begin THE DATA

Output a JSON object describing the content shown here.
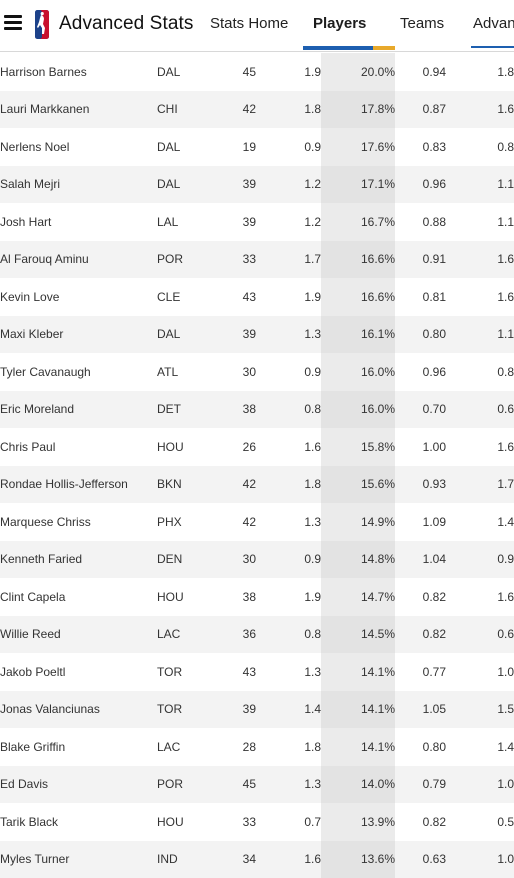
{
  "header": {
    "title": "Advanced Stats",
    "tabs": [
      {
        "label": "Stats Home"
      },
      {
        "label": "Players"
      },
      {
        "label": "Teams"
      },
      {
        "label": "Advan"
      }
    ],
    "accent_color": "#1d5fb0",
    "secondary_accent": "#e8a92b"
  },
  "table": {
    "rows": [
      {
        "player": "Harrison Barnes",
        "team": "DAL",
        "c3": "45",
        "c4": "1.9",
        "c5": "20.0%",
        "c6": "0.94",
        "c7": "1.8"
      },
      {
        "player": "Lauri Markkanen",
        "team": "CHI",
        "c3": "42",
        "c4": "1.8",
        "c5": "17.8%",
        "c6": "0.87",
        "c7": "1.6"
      },
      {
        "player": "Nerlens Noel",
        "team": "DAL",
        "c3": "19",
        "c4": "0.9",
        "c5": "17.6%",
        "c6": "0.83",
        "c7": "0.8"
      },
      {
        "player": "Salah Mejri",
        "team": "DAL",
        "c3": "39",
        "c4": "1.2",
        "c5": "17.1%",
        "c6": "0.96",
        "c7": "1.1"
      },
      {
        "player": "Josh Hart",
        "team": "LAL",
        "c3": "39",
        "c4": "1.2",
        "c5": "16.7%",
        "c6": "0.88",
        "c7": "1.1"
      },
      {
        "player": "Al Farouq Aminu",
        "team": "POR",
        "c3": "33",
        "c4": "1.7",
        "c5": "16.6%",
        "c6": "0.91",
        "c7": "1.6"
      },
      {
        "player": "Kevin Love",
        "team": "CLE",
        "c3": "43",
        "c4": "1.9",
        "c5": "16.6%",
        "c6": "0.81",
        "c7": "1.6"
      },
      {
        "player": "Maxi Kleber",
        "team": "DAL",
        "c3": "39",
        "c4": "1.3",
        "c5": "16.1%",
        "c6": "0.80",
        "c7": "1.1"
      },
      {
        "player": "Tyler Cavanaugh",
        "team": "ATL",
        "c3": "30",
        "c4": "0.9",
        "c5": "16.0%",
        "c6": "0.96",
        "c7": "0.8"
      },
      {
        "player": "Eric Moreland",
        "team": "DET",
        "c3": "38",
        "c4": "0.8",
        "c5": "16.0%",
        "c6": "0.70",
        "c7": "0.6"
      },
      {
        "player": "Chris Paul",
        "team": "HOU",
        "c3": "26",
        "c4": "1.6",
        "c5": "15.8%",
        "c6": "1.00",
        "c7": "1.6"
      },
      {
        "player": "Rondae Hollis-Jefferson",
        "team": "BKN",
        "c3": "42",
        "c4": "1.8",
        "c5": "15.6%",
        "c6": "0.93",
        "c7": "1.7"
      },
      {
        "player": "Marquese Chriss",
        "team": "PHX",
        "c3": "42",
        "c4": "1.3",
        "c5": "14.9%",
        "c6": "1.09",
        "c7": "1.4"
      },
      {
        "player": "Kenneth Faried",
        "team": "DEN",
        "c3": "30",
        "c4": "0.9",
        "c5": "14.8%",
        "c6": "1.04",
        "c7": "0.9"
      },
      {
        "player": "Clint Capela",
        "team": "HOU",
        "c3": "38",
        "c4": "1.9",
        "c5": "14.7%",
        "c6": "0.82",
        "c7": "1.6"
      },
      {
        "player": "Willie Reed",
        "team": "LAC",
        "c3": "36",
        "c4": "0.8",
        "c5": "14.5%",
        "c6": "0.82",
        "c7": "0.6"
      },
      {
        "player": "Jakob Poeltl",
        "team": "TOR",
        "c3": "43",
        "c4": "1.3",
        "c5": "14.1%",
        "c6": "0.77",
        "c7": "1.0"
      },
      {
        "player": "Jonas Valanciunas",
        "team": "TOR",
        "c3": "39",
        "c4": "1.4",
        "c5": "14.1%",
        "c6": "1.05",
        "c7": "1.5"
      },
      {
        "player": "Blake Griffin",
        "team": "LAC",
        "c3": "28",
        "c4": "1.8",
        "c5": "14.1%",
        "c6": "0.80",
        "c7": "1.4"
      },
      {
        "player": "Ed Davis",
        "team": "POR",
        "c3": "45",
        "c4": "1.3",
        "c5": "14.0%",
        "c6": "0.79",
        "c7": "1.0"
      },
      {
        "player": "Tarik Black",
        "team": "HOU",
        "c3": "33",
        "c4": "0.7",
        "c5": "13.9%",
        "c6": "0.82",
        "c7": "0.5"
      },
      {
        "player": "Myles Turner",
        "team": "IND",
        "c3": "34",
        "c4": "1.6",
        "c5": "13.6%",
        "c6": "0.63",
        "c7": "1.0"
      }
    ]
  }
}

end THE DATA

§ **TASK TO COMPLETE**
Copy out all lines where the word "label" appears.

§ **RESULT**
        "label": "Stats Home"
        "label": "Players"
        "label": "Teams"
        "label": "Advan"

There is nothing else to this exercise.